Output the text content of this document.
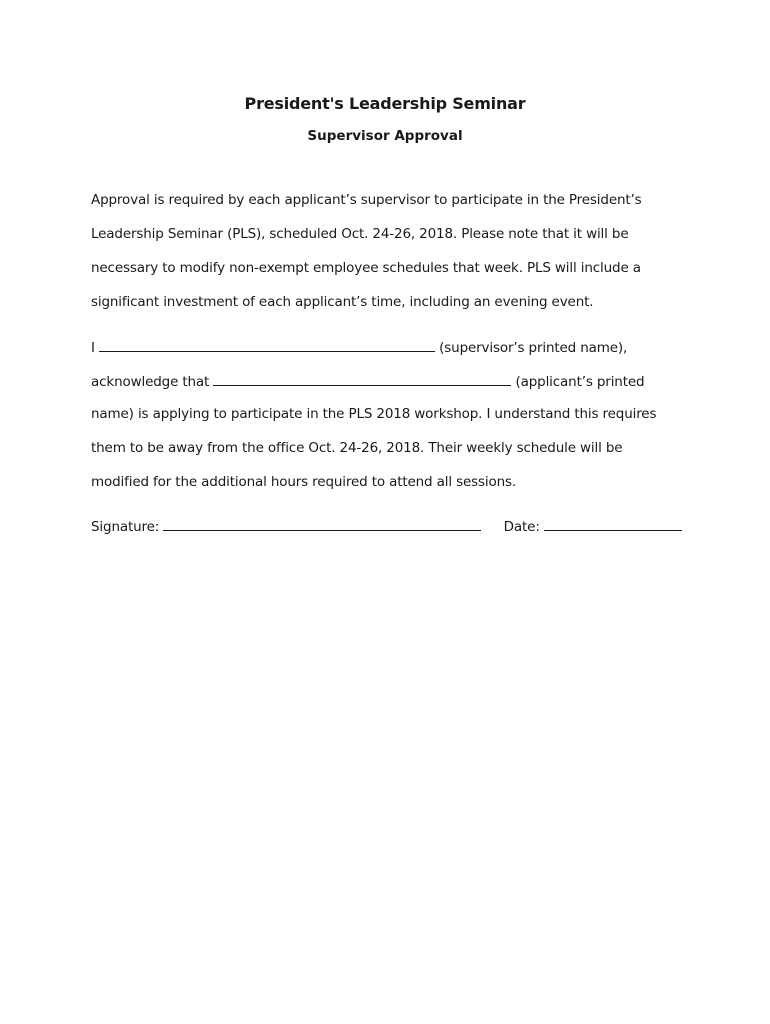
President's Leadership Seminar
Supervisor Approval
Approval is required by each applicant’s supervisor to participate in the President’s
Leadership Seminar (PLS), scheduled Oct. 24-26, 2018. Please note that it will be
necessary to modify non-exempt employee schedules that week. PLS will include a
significant investment of each applicant’s time, including an evening event.
I	(supervisor’s printed name),
acknowledge that	(applicant’s printed
name) is applying to participate in the PLS 2018 workshop. I understand this requires
them to be away from the office Oct. 24-26, 2018. Their weekly schedule will be
modified for the additional hours required to attend all sessions.
Signature:	Date:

◆ WORK INSTRUCTIONS
Without the pictures, print the whole listing exactly as given.

◆ FINISHED EXERCISE
Output the text content of this document.
President's Leadership Seminar
Supervisor Approval
Approval is required by each applicant’s supervisor to participate in the President’s
Leadership Seminar (PLS), scheduled Oct. 24-26, 2018. Please note that it will be
necessary to modify non-exempt employee schedules that week. PLS will include a
significant investment of each applicant’s time, including an evening event.
I	(supervisor’s printed name),
acknowledge that	(applicant’s printed
name) is applying to participate in the PLS 2018 workshop. I understand this requires
them to be away from the office Oct. 24-26, 2018. Their weekly schedule will be
modified for the additional hours required to attend all sessions.
Signature:	Date:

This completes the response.